*** DATA PROVIDED

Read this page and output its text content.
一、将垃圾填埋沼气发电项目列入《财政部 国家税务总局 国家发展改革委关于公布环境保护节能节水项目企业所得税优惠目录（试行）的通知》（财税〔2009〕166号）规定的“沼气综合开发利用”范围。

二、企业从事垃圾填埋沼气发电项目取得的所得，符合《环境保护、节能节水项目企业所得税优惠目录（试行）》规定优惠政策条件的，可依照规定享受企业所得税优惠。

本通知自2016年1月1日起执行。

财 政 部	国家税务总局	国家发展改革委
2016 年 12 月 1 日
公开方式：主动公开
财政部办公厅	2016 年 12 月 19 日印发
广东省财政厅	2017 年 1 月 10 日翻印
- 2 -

******

Report each line in the preceding entries that holds the string "国家税务总局".

一、将垃圾填埋沼气发电项目列入《财政部 国家税务总局 国家发展改革委关于公布环境保护节能节水项目企业所得税优惠目录（试行）的通知》（财税〔2009〕166号）规定的“沼气综合开发利用”范围。
财 政 部	国家税务总局	国家发展改革委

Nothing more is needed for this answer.